Reading text:
:::

Troubleshooting#

This page gathers all troubleshooting steps from the other parts of this documentation for easy access. Remember that you are always welcome to contact us if you have questions or problems relating to the cluster.

Connecting to Esrum#

If you have not already been granted access to the server, then please see the Applying for access page before continuing!

Timeout while connecting to the cluster#

You may experience timeout errors when you attempt to connect to the server:

_images/connecting_ssh_timeout.gif

Firstly verify that you are correctly connected to the UCPH network. In order to connect to Esrum you must either use a wired connection in a CBMR office, or you must be connected through the UCPH VPN. See the official VPN documentation in Danish or English for more information.

If you are still unable to connect to Esrum after verifying that you are correctly connected to the UCPH network, then please try to visit either our Project Manager or our Cohort Catalog.

If you are able to visit either of the Project Manager or Cohort Catalog pages, then you most likely do not have proper permissions to connect to Esrum. Please contact us and we will provide further guidance.

If you are unable to connect to the VPN or to either of the above pages while connected to the VPN, then there may be other problems with your account. We recommend that you either contact us for assistance or, if you prefer, that you submit a ticket to the UCPH-IT Serviceportal, using the Research Applications Counseling and Support / Forskningsapplikationer Rådgivning og support ticket category.

File uploads using MobaXterm never start#

Please make sure that your session is configured to use the SCP (enhanced speed) browser type. See step 4 in the Configuring MobaXterm section.

UCPH network-folders in ~/ucph are not available when using MobaXterm#

Please make sure that you have disabled use of GSSAPI Kerberos as described in the Configuring MobaXterm section.

Slurm basics#

Error: Requested node configuration is not available#

If you request too many CPUs (more than 128), or too much RAM (more than 1993 GB for compute nodes and more than 3920 GB for the GPU node), then Slurm will report that the request cannot be satisfied:

# More than 128 CPUs requested
$ sbatch --cpus-per-task 200 my_script.sh
sbatch: error: CPU count per node can not be satisfied
sbatch: error: Batch job submission failed: Requested node configuration is not available

# More than 1993 GB RAM requested on compute node
$ sbatch --mem 2000G my_script.sh
sbatch: error: Memory specification can not be satisfied
sbatch: error: Batch job submission failed: Requested node configuration is not available

To solve this, simply reduce the number of CPUs and/or the amount of RAM requested to fit within the limits described above. If your task does require more than 1993 GB of RAM, then you need to run your task on the GPU queue as described on the Using the GPU / high-memory nodes page.

:::

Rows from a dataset

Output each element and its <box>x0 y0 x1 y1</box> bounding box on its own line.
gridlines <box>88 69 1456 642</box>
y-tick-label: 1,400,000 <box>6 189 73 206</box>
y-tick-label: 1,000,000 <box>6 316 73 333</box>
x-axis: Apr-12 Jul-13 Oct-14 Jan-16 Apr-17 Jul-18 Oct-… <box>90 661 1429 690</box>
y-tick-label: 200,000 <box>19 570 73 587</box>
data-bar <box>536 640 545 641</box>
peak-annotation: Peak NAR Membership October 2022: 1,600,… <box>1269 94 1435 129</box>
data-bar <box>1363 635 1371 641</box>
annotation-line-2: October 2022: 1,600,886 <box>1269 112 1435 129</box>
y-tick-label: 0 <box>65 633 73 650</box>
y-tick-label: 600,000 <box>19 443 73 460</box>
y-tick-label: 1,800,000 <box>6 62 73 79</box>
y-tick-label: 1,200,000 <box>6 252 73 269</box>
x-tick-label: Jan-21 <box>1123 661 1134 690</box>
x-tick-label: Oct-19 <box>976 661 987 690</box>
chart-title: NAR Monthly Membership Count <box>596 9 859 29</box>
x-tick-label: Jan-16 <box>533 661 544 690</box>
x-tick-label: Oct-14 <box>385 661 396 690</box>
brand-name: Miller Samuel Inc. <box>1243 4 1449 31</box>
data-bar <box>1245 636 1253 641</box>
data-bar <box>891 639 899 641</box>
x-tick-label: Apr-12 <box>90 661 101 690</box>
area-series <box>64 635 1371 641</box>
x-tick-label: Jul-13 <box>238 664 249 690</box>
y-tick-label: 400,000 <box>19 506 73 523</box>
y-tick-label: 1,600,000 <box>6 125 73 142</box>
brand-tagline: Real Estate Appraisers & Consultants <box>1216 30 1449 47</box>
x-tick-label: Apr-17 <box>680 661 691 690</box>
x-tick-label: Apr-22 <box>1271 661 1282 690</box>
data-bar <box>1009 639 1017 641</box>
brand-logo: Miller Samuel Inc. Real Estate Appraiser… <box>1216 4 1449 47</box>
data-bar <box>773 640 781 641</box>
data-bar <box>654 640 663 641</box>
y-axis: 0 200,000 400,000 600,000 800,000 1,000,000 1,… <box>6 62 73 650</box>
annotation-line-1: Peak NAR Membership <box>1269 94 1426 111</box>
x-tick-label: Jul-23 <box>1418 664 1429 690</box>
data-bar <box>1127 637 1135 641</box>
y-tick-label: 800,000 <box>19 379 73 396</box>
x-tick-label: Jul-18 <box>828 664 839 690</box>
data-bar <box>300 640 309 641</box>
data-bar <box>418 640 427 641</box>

:::

What to produce: Decide whether each statement below agrees with the troubleshooting page, answering yes or no and quoting the words of the page that settle it. 1. Reaching Esrum requires either a wired connection in a CBMR office or a connection through the UCPH VPN. 2. Slurm reports that a request cannot be satisfied when it asks for more than 64 CPUs. 3. When MobaXterm file uploads never start, the fix is to disable GSSAPI Kerberos.

Worked solution:
1. Yes: "In order to connect to Esrum you must either use a wired connection in a CBMR office, or you must be connected through the UCPH VPN."
2. No: "If you request too many CPUs (more than 128)"
3. No: "Please make sure that your session is configured to use the SCP (enhanced speed) browser type."